▸ **Aim**:
Pictures aside, write out every record exactly as it appears.

▸ **Data to process**:
>> start

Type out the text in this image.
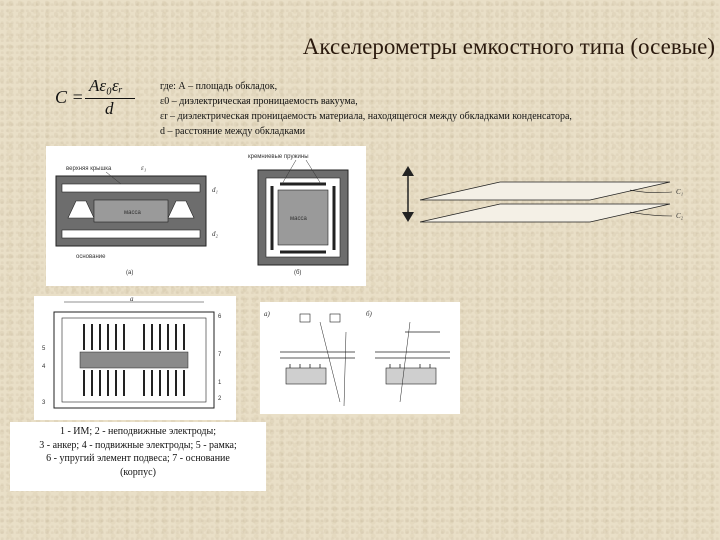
Акселерометры емкостного типа (осевые)
C =
Aε₀εᵣ
d
где: А – площадь обкладок,
ε0 – диэлектрическая проницаемость вакуума,
εr – диэлектрическая проницаемость материала, находящегося между обкладками конденсатора,
d – расстояние между обкладками
верхняя крышка	ε₁
масса
d₁
d₂
основание
(а)
кремниевые пружины
масса
(б)
C₁
C₂
a
6
5
4
7
3
1
2
a)	б)
1 - ИМ; 2 - неподвижные электроды;
3 - анкер; 4 - подвижные электроды; 5 - рамка;
6 - упругий элемент подвеса; 7 - основание
(корпус)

>> end

▸ **Full response**:
Type out the text in this image.
Акселерометры емкостного типа (осевые)
C =
Aε₀εᵣ
d
где: А – площадь обкладок,
ε0 – диэлектрическая проницаемость вакуума,
εr – диэлектрическая проницаемость материала, находящегося между обкладками конденсатора,
d – расстояние между обкладками
верхняя крышка	ε₁
масса
d₁
d₂
основание
(а)
кремниевые пружины
масса
(б)
C₁
C₂
a
6
5
4
7
3
1
2
a)	б)
1 - ИМ; 2 - неподвижные электроды;
3 - анкер; 4 - подвижные электроды; 5 - рамка;
6 - упругий элемент подвеса; 7 - основание
(корпус)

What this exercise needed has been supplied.